Task prompt:
Exclude the pictures, then repeat the remaining data exactly.

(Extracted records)
** Start **
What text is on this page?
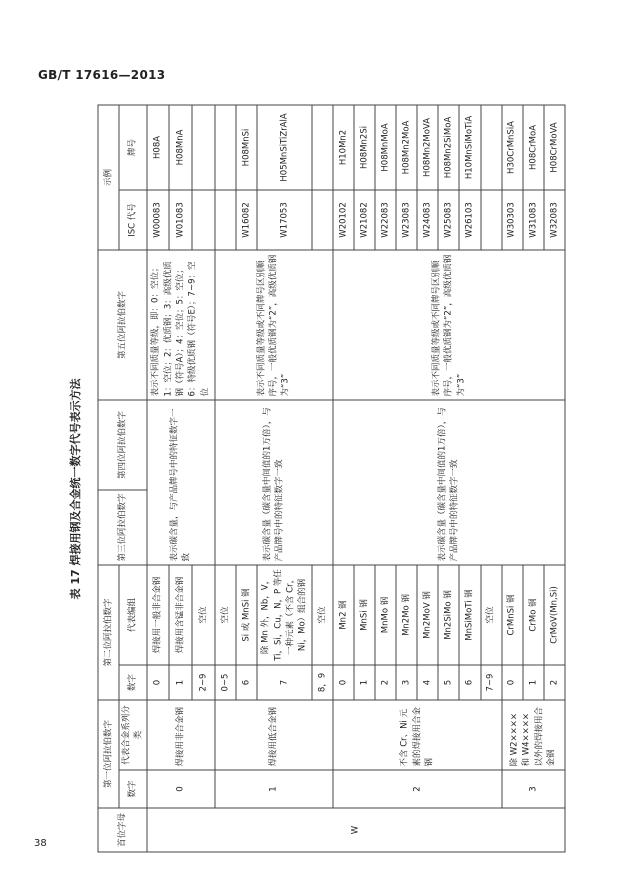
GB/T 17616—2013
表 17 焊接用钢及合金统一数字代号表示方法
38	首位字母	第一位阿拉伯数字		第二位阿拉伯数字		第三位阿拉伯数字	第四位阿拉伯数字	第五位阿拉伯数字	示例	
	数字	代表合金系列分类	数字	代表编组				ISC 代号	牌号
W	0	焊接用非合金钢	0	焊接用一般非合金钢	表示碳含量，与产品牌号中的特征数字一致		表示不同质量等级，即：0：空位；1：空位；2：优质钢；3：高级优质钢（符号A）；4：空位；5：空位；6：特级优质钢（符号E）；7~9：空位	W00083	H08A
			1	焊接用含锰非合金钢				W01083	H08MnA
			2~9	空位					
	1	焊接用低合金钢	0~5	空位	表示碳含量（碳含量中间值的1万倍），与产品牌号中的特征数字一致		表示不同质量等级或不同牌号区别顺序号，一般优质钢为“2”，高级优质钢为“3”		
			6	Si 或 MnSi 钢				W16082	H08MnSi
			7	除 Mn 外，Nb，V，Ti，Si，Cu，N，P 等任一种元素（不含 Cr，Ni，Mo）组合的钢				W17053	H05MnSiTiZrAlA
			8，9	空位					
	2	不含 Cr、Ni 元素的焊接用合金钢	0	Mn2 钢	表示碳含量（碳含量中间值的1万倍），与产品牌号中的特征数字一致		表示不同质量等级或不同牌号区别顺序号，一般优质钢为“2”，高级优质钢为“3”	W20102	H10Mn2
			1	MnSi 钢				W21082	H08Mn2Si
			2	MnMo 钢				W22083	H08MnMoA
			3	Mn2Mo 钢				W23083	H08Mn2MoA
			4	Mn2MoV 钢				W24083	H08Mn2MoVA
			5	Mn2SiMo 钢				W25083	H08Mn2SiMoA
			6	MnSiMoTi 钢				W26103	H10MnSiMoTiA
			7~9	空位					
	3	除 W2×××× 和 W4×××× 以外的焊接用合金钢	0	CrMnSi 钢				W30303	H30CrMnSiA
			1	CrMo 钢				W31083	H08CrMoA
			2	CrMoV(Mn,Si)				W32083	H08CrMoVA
** End **
Response for this exercise:
What text is on this page?
GB/T 17616—2013
表 17 焊接用钢及合金统一数字代号表示方法
38	首位字母	第一位阿拉伯数字		第二位阿拉伯数字		第三位阿拉伯数字	第四位阿拉伯数字	第五位阿拉伯数字	示例	
	数字	代表合金系列分类	数字	代表编组				ISC 代号	牌号
W	0	焊接用非合金钢	0	焊接用一般非合金钢	表示碳含量，与产品牌号中的特征数字一致		表示不同质量等级，即：0：空位；1：空位；2：优质钢；3：高级优质钢（符号A）；4：空位；5：空位；6：特级优质钢（符号E）；7~9：空位	W00083	H08A
			1	焊接用含锰非合金钢				W01083	H08MnA
			2~9	空位					
	1	焊接用低合金钢	0~5	空位	表示碳含量（碳含量中间值的1万倍），与产品牌号中的特征数字一致		表示不同质量等级或不同牌号区别顺序号，一般优质钢为“2”，高级优质钢为“3”		
			6	Si 或 MnSi 钢				W16082	H08MnSi
			7	除 Mn 外，Nb，V，Ti，Si，Cu，N，P 等任一种元素（不含 Cr，Ni，Mo）组合的钢				W17053	H05MnSiTiZrAlA
			8，9	空位					
	2	不含 Cr、Ni 元素的焊接用合金钢	0	Mn2 钢	表示碳含量（碳含量中间值的1万倍），与产品牌号中的特征数字一致		表示不同质量等级或不同牌号区别顺序号，一般优质钢为“2”，高级优质钢为“3”	W20102	H10Mn2
			1	MnSi 钢				W21082	H08Mn2Si
			2	MnMo 钢				W22083	H08MnMoA
			3	Mn2Mo 钢				W23083	H08Mn2MoA
			4	Mn2MoV 钢				W24083	H08Mn2MoVA
			5	Mn2SiMo 钢				W25083	H08Mn2SiMoA
			6	MnSiMoTi 钢				W26103	H10MnSiMoTiA
			7~9	空位					
	3	除 W2×××× 和 W4×××× 以外的焊接用合金钢	0	CrMnSi 钢				W30303	H30CrMnSiA
			1	CrMo 钢				W31083	H08CrMoA
			2	CrMoV(Mn,Si)				W32083	H08CrMoVA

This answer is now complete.